TASK GOAL = What you need to do is retype every entry exactly as written.

RECORDED DATA =
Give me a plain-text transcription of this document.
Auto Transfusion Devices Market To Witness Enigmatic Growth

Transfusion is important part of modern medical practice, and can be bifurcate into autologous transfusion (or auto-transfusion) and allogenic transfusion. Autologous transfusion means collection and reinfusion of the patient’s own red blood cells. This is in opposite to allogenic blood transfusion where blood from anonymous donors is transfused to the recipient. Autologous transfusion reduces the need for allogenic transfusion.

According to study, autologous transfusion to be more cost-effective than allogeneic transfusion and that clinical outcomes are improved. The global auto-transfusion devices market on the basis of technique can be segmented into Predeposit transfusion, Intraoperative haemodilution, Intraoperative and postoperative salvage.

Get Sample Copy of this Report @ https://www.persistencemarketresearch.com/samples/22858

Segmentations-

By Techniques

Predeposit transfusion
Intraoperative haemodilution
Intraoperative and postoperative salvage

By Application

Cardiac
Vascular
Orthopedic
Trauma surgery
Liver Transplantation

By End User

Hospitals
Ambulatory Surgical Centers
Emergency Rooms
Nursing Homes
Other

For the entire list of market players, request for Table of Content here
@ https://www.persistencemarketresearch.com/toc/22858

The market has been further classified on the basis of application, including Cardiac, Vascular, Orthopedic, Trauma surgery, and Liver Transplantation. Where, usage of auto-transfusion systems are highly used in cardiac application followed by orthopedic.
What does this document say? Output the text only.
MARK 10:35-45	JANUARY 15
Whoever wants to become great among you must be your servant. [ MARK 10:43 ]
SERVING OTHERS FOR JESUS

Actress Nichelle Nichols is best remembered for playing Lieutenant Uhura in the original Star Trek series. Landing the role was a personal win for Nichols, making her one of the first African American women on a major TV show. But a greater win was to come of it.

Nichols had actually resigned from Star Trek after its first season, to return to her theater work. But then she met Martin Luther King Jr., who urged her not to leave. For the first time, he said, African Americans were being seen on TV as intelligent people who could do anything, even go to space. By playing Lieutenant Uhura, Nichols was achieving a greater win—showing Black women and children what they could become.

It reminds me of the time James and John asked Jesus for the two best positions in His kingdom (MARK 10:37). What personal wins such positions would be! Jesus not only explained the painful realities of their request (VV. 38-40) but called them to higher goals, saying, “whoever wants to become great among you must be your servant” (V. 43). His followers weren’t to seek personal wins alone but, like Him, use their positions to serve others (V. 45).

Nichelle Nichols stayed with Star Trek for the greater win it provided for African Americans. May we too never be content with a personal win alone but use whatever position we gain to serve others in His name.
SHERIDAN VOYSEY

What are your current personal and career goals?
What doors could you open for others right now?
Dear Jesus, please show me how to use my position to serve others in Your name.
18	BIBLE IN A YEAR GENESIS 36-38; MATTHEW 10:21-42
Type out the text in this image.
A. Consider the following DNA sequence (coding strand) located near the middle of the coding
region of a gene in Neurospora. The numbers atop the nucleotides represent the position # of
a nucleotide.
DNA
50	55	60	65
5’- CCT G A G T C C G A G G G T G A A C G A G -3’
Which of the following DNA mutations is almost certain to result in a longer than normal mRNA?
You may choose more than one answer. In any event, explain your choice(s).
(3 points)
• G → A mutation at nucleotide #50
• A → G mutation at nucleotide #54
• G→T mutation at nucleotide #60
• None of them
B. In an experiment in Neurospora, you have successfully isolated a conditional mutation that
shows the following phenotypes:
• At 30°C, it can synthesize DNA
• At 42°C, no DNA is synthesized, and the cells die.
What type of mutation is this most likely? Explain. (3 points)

ANSWER FOR THE TASK =
Give me a plain-text transcription of this document.
Auto Transfusion Devices Market To Witness Enigmatic Growth

Transfusion is important part of modern medical practice, and can be bifurcate into autologous transfusion (or auto-transfusion) and allogenic transfusion. Autologous transfusion means collection and reinfusion of the patient’s own red blood cells. This is in opposite to allogenic blood transfusion where blood from anonymous donors is transfused to the recipient. Autologous transfusion reduces the need for allogenic transfusion.

According to study, autologous transfusion to be more cost-effective than allogeneic transfusion and that clinical outcomes are improved. The global auto-transfusion devices market on the basis of technique can be segmented into Predeposit transfusion, Intraoperative haemodilution, Intraoperative and postoperative salvage.

Get Sample Copy of this Report @ https://www.persistencemarketresearch.com/samples/22858

Segmentations-

By Techniques

Predeposit transfusion
Intraoperative haemodilution
Intraoperative and postoperative salvage

By Application

Cardiac
Vascular
Orthopedic
Trauma surgery
Liver Transplantation

By End User

Hospitals
Ambulatory Surgical Centers
Emergency Rooms
Nursing Homes
Other

For the entire list of market players, request for Table of Content here
@ https://www.persistencemarketresearch.com/toc/22858

The market has been further classified on the basis of application, including Cardiac, Vascular, Orthopedic, Trauma surgery, and Liver Transplantation. Where, usage of auto-transfusion systems are highly used in cardiac application followed by orthopedic.
What does this document say? Output the text only.
MARK 10:35-45	JANUARY 15
Whoever wants to become great among you must be your servant. [ MARK 10:43 ]
SERVING OTHERS FOR JESUS

Actress Nichelle Nichols is best remembered for playing Lieutenant Uhura in the original Star Trek series. Landing the role was a personal win for Nichols, making her one of the first African American women on a major TV show. But a greater win was to come of it.

Nichols had actually resigned from Star Trek after its first season, to return to her theater work. But then she met Martin Luther King Jr., who urged her not to leave. For the first time, he said, African Americans were being seen on TV as intelligent people who could do anything, even go to space. By playing Lieutenant Uhura, Nichols was achieving a greater win—showing Black women and children what they could become.

It reminds me of the time James and John asked Jesus for the two best positions in His kingdom (MARK 10:37). What personal wins such positions would be! Jesus not only explained the painful realities of their request (VV. 38-40) but called them to higher goals, saying, “whoever wants to become great among you must be your servant” (V. 43). His followers weren’t to seek personal wins alone but, like Him, use their positions to serve others (V. 45).

Nichelle Nichols stayed with Star Trek for the greater win it provided for African Americans. May we too never be content with a personal win alone but use whatever position we gain to serve others in His name.
SHERIDAN VOYSEY

What are your current personal and career goals?
What doors could you open for others right now?
Dear Jesus, please show me how to use my position to serve others in Your name.
18	BIBLE IN A YEAR GENESIS 36-38; MATTHEW 10:21-42
Type out the text in this image.
A. Consider the following DNA sequence (coding strand) located near the middle of the coding
region of a gene in Neurospora. The numbers atop the nucleotides represent the position # of
a nucleotide.
DNA
50	55	60	65
5’- CCT G A G T C C G A G G G T G A A C G A G -3’
Which of the following DNA mutations is almost certain to result in a longer than normal mRNA?
You may choose more than one answer. In any event, explain your choice(s).
(3 points)
• G → A mutation at nucleotide #50
• A → G mutation at nucleotide #54
• G→T mutation at nucleotide #60
• None of them
B. In an experiment in Neurospora, you have successfully isolated a conditional mutation that
shows the following phenotypes:
• At 30°C, it can synthesize DNA
• At 42°C, no DNA is synthesized, and the cells die.
What type of mutation is this most likely? Explain. (3 points)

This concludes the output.